Set exercise: Gather up every line from the entries below that uses the word "Level".

============================================================

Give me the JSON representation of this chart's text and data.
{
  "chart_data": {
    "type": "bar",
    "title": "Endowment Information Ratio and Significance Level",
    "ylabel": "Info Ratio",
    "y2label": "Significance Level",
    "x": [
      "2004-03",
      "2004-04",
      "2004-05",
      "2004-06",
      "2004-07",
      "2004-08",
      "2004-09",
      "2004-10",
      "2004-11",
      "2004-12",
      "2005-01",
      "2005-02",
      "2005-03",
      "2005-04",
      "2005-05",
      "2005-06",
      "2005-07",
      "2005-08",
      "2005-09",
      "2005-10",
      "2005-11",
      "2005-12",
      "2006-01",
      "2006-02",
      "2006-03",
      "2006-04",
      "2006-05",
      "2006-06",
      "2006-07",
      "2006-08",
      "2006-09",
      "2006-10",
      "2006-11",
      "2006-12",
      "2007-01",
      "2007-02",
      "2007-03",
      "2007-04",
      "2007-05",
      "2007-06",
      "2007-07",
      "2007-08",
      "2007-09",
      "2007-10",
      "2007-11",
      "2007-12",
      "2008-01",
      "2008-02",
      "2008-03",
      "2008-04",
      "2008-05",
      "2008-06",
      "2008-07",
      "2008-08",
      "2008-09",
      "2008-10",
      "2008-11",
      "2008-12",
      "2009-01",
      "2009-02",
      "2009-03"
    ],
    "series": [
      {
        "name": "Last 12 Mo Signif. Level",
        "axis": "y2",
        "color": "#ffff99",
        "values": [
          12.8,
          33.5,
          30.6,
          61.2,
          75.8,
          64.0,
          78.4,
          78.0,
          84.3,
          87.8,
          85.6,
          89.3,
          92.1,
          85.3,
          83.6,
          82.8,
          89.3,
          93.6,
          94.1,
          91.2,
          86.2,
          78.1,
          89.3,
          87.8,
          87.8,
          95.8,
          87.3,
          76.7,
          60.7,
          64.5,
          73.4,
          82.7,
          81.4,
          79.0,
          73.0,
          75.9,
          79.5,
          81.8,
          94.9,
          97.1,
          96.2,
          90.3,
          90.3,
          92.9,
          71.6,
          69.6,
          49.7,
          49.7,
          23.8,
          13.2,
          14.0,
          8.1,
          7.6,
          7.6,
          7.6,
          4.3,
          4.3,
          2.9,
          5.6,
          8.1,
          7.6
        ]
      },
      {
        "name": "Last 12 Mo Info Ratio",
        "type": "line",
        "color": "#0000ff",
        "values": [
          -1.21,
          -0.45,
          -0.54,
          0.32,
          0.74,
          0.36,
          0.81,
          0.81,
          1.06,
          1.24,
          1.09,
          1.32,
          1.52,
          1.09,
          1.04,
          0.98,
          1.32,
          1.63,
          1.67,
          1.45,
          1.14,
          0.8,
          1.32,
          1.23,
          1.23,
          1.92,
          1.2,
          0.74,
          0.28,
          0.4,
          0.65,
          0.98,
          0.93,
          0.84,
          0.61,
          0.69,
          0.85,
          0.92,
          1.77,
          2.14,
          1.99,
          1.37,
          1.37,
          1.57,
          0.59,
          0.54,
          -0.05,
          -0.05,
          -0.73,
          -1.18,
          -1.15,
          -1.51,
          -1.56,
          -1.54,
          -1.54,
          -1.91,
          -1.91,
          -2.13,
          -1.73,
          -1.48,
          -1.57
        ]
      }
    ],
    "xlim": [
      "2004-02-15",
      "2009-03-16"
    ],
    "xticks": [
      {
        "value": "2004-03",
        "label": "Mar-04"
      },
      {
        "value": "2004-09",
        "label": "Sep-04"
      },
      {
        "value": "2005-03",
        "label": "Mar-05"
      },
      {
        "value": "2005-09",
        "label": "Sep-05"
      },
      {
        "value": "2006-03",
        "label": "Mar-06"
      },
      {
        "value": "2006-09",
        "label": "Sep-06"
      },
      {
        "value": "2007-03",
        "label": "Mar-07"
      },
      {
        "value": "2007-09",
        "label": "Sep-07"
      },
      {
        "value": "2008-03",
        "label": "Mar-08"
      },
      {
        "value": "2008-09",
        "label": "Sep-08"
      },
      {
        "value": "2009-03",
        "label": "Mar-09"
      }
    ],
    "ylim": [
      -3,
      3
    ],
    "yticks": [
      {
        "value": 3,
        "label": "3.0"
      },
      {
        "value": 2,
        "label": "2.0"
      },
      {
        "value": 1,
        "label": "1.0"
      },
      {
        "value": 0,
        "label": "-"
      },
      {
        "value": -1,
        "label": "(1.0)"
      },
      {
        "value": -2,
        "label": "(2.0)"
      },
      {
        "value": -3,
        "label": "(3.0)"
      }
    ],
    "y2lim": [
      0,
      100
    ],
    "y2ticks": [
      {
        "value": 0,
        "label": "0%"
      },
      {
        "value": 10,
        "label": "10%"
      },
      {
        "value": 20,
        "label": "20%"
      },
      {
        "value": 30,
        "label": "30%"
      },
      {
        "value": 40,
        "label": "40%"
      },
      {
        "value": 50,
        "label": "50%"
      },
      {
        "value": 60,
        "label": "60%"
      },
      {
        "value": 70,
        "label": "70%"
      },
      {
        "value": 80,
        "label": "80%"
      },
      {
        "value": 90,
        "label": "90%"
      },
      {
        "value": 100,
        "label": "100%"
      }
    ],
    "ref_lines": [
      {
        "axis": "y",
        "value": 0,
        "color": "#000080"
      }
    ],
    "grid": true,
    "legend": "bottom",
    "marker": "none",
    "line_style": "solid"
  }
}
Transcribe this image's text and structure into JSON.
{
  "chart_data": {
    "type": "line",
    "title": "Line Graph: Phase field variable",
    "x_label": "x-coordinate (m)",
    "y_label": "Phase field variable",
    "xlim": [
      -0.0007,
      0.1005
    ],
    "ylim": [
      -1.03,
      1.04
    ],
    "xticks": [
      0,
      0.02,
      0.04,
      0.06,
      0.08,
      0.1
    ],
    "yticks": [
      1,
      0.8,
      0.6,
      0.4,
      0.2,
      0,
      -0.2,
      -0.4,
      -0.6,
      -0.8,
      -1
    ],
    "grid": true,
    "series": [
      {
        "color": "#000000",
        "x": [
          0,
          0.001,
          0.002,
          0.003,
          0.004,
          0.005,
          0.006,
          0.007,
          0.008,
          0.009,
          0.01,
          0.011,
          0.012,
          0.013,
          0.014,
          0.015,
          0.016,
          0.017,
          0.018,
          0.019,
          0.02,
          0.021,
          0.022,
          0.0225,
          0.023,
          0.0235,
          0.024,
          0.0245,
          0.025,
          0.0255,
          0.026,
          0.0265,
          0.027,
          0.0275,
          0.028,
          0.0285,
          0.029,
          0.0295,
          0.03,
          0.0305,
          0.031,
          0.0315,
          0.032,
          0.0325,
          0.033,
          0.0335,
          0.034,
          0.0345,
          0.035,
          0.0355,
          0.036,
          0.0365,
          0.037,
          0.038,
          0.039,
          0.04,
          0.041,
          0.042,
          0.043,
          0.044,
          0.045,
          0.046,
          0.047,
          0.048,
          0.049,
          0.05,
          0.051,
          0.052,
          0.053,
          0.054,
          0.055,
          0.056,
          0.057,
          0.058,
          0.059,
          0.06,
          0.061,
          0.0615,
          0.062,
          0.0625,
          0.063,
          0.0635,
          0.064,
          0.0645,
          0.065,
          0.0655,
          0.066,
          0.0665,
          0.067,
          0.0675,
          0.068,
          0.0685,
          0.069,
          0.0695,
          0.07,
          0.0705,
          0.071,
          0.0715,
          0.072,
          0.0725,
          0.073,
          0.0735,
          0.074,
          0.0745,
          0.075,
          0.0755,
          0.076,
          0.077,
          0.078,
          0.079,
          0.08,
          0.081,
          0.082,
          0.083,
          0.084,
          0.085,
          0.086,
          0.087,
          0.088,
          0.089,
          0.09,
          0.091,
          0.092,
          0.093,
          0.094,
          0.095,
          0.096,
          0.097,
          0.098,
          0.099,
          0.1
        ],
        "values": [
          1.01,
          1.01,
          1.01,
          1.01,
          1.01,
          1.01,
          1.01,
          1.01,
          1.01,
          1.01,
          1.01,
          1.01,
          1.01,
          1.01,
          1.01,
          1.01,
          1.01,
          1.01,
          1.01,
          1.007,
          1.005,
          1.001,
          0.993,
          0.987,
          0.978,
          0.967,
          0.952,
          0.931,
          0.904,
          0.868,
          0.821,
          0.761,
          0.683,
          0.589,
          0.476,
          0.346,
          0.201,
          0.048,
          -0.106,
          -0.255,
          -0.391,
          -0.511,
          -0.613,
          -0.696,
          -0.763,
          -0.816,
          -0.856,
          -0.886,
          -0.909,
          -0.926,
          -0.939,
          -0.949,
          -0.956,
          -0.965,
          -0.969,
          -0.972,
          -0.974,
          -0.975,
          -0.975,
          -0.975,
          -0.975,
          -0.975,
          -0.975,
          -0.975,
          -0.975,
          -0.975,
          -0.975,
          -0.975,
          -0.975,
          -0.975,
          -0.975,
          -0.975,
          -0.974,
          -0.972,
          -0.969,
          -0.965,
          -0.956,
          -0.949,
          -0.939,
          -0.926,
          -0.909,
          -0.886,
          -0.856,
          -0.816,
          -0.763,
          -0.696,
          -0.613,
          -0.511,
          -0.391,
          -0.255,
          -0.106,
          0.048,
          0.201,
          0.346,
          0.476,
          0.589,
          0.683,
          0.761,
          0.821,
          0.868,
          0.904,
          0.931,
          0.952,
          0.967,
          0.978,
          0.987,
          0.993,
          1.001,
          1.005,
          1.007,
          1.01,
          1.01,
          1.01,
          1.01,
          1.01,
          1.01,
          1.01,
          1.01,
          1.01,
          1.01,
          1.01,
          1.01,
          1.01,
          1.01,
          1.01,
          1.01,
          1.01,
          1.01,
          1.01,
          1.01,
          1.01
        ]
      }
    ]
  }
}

============================================================

Solution to the exercise:
    "title": "Endowment Information Ratio and Significance Level",
    "y2label": "Significance Level",
        "name": "Last 12 Mo Signif. Level",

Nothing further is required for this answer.